» Prompt
Search the material for the word "BLACK" and copy each line that holds it.

[Recorded data]
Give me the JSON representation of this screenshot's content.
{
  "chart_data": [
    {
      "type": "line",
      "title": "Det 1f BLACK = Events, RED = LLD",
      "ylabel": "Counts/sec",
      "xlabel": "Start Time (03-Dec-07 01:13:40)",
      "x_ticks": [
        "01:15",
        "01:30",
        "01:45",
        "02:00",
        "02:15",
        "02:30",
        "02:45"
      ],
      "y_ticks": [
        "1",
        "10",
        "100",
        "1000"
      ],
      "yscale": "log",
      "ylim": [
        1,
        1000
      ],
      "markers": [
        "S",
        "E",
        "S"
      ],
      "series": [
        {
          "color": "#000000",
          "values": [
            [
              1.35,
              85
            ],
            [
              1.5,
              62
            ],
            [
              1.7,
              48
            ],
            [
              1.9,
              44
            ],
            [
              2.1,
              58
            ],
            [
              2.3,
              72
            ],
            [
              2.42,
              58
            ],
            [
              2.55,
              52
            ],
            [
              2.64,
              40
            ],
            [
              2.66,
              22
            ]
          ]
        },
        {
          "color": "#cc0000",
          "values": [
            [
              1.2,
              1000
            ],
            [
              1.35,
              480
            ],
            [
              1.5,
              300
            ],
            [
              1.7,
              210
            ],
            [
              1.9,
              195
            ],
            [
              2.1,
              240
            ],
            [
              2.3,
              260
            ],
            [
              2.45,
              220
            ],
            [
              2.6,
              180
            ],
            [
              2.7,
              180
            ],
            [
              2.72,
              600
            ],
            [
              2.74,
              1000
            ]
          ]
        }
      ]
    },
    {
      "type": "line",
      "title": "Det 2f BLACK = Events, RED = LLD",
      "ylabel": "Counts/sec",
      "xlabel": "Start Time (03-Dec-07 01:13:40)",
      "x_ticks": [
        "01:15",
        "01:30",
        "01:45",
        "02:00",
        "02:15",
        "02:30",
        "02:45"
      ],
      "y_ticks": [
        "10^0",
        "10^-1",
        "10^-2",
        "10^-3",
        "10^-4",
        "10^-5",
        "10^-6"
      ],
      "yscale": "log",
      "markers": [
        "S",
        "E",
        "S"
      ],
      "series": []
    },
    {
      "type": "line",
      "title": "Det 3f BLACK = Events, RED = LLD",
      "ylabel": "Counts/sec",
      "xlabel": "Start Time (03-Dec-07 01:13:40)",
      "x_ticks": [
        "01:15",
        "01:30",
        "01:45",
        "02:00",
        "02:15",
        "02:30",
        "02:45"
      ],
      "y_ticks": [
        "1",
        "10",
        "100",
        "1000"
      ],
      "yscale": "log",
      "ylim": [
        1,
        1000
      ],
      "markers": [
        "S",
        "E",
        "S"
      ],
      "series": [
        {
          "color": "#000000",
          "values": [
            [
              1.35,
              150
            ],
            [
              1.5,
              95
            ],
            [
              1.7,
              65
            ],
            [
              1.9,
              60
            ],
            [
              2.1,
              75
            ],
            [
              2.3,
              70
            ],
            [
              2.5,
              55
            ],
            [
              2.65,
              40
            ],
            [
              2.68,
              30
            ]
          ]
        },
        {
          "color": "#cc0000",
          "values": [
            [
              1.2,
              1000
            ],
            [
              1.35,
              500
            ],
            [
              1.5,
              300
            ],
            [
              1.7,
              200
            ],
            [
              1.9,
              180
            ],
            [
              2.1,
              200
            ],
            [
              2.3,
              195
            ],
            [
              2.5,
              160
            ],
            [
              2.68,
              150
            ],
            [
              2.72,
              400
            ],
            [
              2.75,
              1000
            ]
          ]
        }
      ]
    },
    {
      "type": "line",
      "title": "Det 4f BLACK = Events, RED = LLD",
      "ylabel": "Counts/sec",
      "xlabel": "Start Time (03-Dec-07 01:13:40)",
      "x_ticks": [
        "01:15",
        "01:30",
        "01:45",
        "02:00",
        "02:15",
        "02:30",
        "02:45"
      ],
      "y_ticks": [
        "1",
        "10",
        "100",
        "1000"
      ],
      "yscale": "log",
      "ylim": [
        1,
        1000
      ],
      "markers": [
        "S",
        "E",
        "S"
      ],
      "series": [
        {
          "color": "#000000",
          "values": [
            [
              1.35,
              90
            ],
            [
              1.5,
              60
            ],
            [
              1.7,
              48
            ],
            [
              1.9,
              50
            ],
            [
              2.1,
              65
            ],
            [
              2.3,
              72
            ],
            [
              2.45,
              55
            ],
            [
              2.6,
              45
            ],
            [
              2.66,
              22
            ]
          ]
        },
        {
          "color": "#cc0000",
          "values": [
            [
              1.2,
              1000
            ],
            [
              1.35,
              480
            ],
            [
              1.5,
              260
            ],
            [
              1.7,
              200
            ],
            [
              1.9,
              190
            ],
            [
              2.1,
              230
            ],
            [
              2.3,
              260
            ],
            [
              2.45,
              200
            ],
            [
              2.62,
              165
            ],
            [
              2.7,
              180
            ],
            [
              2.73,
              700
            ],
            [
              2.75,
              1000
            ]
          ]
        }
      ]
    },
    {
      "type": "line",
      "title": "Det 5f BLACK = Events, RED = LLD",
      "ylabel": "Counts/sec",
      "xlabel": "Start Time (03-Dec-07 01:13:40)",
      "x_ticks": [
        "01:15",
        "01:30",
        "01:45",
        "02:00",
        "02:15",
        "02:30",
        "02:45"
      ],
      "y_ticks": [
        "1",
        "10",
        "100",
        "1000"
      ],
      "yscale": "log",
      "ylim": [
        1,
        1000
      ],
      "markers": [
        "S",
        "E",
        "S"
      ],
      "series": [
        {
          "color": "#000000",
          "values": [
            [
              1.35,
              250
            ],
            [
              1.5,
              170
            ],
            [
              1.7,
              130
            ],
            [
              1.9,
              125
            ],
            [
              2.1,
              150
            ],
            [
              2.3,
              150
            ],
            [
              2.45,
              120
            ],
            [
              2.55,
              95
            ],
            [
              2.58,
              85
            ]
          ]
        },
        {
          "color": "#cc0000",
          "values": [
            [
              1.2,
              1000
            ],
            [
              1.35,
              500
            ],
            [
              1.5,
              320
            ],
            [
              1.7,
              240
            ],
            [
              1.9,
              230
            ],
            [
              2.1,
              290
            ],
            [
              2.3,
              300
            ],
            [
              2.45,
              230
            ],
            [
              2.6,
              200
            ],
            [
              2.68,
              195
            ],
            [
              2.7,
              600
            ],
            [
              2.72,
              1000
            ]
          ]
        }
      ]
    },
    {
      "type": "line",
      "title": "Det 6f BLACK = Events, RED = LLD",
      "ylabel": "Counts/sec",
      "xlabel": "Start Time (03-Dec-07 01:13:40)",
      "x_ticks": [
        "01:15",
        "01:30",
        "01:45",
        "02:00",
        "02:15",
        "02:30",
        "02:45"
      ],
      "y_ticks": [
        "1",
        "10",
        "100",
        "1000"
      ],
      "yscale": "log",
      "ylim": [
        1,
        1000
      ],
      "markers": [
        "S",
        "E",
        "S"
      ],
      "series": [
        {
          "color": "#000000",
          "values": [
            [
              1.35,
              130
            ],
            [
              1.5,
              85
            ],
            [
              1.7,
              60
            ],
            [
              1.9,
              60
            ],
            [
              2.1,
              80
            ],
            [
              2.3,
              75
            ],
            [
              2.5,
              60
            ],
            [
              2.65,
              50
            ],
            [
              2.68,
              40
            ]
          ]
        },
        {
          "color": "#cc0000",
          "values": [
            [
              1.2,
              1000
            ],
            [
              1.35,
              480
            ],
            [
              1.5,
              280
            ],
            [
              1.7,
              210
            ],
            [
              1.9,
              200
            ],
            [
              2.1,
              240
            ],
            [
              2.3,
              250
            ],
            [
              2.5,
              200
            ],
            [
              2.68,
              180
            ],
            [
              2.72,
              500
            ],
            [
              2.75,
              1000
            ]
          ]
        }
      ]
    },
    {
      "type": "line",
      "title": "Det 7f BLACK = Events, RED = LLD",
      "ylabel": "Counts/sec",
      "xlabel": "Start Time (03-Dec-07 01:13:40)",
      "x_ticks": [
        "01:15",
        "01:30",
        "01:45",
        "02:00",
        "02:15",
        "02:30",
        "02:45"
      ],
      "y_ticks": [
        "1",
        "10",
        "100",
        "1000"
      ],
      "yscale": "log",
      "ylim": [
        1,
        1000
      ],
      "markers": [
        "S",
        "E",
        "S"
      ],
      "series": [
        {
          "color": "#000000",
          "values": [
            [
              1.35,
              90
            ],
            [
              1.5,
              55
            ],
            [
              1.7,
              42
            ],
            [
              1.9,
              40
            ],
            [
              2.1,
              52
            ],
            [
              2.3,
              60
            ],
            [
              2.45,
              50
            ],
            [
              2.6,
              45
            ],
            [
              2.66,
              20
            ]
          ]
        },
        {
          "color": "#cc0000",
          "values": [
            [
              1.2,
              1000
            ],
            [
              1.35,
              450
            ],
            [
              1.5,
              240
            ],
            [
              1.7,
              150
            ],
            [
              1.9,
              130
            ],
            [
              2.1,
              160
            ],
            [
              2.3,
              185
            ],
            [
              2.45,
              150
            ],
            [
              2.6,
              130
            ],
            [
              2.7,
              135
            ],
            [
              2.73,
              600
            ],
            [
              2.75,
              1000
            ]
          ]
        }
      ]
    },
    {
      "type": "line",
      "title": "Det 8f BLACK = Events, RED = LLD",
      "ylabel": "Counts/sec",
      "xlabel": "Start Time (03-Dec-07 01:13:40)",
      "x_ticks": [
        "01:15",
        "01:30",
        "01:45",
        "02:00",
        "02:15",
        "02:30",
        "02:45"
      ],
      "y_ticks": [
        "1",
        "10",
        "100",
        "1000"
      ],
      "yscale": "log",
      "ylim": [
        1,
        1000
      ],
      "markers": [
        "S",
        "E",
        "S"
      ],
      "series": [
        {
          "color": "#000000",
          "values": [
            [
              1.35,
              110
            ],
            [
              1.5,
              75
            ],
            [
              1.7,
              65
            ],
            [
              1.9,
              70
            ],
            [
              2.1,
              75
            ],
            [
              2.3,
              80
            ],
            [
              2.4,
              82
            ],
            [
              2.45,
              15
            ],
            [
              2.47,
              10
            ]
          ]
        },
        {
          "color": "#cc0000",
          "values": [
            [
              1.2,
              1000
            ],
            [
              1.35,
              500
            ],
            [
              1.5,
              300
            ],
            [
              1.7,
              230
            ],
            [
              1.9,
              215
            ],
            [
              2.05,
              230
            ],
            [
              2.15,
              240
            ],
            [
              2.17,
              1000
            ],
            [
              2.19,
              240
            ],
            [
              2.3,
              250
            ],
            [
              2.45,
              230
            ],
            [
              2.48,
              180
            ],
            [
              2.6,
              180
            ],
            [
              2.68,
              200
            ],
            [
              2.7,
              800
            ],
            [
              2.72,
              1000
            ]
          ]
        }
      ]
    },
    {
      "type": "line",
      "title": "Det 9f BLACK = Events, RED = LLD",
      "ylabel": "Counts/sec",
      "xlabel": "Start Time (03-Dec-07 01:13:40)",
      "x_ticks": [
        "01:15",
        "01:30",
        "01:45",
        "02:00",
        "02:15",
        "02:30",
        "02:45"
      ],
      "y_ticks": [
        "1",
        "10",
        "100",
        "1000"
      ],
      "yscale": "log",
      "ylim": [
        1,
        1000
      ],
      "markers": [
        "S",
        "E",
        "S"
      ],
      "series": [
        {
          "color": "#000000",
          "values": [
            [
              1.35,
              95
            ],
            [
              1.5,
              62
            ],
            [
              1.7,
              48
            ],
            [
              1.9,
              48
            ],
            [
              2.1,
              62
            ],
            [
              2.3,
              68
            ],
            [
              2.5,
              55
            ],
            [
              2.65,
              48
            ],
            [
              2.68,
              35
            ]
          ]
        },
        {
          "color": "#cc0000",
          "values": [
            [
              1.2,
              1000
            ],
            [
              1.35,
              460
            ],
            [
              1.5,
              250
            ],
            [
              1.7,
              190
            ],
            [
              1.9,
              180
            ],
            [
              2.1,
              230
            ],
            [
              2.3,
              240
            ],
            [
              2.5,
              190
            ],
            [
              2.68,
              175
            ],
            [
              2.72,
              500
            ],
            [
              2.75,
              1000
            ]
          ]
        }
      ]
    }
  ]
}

» Answer below
      "title": "Det 1f BLACK = Events, RED = LLD",
      "title": "Det 2f BLACK = Events, RED = LLD",
      "title": "Det 3f BLACK = Events, RED = LLD",
      "title": "Det 4f BLACK = Events, RED = LLD",
      "title": "Det 5f BLACK = Events, RED = LLD",
      "title": "Det 6f BLACK = Events, RED = LLD",
      "title": "Det 7f BLACK = Events, RED = LLD",
      "title": "Det 8f BLACK = Events, RED = LLD",
      "title": "Det 9f BLACK = Events, RED = LLD",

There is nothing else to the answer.